- [Work to complete]: Only a number is required: how many lines of the material contain the word "Media"?
--- Begin Supplied data ---
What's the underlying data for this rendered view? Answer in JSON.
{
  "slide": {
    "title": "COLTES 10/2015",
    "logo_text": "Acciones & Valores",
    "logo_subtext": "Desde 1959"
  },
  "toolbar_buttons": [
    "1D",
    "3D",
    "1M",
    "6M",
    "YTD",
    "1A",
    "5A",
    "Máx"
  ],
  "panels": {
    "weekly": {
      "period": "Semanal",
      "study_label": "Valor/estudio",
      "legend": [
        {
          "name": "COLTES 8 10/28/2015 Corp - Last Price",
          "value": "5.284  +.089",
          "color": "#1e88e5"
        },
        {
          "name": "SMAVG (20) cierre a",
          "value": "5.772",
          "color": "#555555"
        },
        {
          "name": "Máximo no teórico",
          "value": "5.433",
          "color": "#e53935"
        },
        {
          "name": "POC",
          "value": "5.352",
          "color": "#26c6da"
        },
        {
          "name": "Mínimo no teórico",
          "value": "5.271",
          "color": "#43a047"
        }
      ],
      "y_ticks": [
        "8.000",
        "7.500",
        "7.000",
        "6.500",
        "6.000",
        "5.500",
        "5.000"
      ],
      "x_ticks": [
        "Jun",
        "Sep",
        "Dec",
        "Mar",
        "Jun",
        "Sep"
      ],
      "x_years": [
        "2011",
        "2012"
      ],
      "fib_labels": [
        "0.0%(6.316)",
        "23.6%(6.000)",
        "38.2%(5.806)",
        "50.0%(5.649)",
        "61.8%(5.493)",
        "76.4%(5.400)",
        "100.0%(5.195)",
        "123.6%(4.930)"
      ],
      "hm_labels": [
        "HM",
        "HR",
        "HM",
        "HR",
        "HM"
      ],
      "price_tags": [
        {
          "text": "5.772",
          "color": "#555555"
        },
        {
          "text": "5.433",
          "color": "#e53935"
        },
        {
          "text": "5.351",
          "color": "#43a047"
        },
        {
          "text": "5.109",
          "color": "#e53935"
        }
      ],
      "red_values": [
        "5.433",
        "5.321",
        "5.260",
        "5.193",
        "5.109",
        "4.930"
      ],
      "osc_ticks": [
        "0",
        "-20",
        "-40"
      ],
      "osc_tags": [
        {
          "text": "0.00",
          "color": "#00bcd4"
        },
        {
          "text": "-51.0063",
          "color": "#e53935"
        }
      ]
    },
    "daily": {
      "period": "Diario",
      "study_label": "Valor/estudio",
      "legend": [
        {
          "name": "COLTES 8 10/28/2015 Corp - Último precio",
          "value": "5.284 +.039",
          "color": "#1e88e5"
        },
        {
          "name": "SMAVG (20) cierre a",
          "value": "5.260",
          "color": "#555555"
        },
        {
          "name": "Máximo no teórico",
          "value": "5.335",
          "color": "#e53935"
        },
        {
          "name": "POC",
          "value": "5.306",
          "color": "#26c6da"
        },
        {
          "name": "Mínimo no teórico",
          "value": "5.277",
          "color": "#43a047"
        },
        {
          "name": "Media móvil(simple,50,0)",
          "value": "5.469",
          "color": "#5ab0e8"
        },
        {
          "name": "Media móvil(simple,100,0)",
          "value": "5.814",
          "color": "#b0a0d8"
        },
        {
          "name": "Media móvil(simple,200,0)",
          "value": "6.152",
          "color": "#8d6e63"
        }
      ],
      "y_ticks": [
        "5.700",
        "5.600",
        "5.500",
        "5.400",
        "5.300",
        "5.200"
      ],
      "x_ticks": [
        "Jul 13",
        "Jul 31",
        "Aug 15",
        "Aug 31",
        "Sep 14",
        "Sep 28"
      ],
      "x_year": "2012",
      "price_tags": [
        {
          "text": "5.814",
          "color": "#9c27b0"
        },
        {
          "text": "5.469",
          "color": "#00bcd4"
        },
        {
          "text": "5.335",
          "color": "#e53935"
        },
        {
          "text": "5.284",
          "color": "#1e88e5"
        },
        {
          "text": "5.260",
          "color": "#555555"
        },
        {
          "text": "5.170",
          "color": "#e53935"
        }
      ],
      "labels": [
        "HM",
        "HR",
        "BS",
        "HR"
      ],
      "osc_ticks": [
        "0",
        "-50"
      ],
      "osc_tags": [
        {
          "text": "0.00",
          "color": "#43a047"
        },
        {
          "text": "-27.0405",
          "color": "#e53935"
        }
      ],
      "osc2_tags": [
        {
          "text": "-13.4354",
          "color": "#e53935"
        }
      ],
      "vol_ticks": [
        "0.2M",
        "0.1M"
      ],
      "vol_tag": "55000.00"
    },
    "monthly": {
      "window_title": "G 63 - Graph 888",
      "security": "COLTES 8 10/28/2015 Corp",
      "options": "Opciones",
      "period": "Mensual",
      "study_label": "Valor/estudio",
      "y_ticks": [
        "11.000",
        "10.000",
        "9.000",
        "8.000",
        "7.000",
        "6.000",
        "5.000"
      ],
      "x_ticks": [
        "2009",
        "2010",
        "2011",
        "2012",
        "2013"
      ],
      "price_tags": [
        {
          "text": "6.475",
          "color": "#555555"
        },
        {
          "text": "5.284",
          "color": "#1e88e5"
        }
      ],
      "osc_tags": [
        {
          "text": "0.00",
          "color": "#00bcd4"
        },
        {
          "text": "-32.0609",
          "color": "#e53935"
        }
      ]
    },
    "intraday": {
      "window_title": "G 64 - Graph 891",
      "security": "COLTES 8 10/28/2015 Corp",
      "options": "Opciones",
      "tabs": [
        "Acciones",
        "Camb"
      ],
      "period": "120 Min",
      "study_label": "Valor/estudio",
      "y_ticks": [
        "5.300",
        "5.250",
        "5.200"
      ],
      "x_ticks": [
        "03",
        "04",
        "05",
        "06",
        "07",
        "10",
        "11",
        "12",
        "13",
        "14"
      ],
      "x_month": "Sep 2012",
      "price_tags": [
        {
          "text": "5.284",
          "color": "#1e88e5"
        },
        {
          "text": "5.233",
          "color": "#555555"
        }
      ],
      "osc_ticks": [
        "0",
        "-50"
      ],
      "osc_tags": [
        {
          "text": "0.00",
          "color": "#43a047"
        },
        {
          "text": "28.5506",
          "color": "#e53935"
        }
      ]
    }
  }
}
--- End Supplied data ---
- [Response to the task]: 3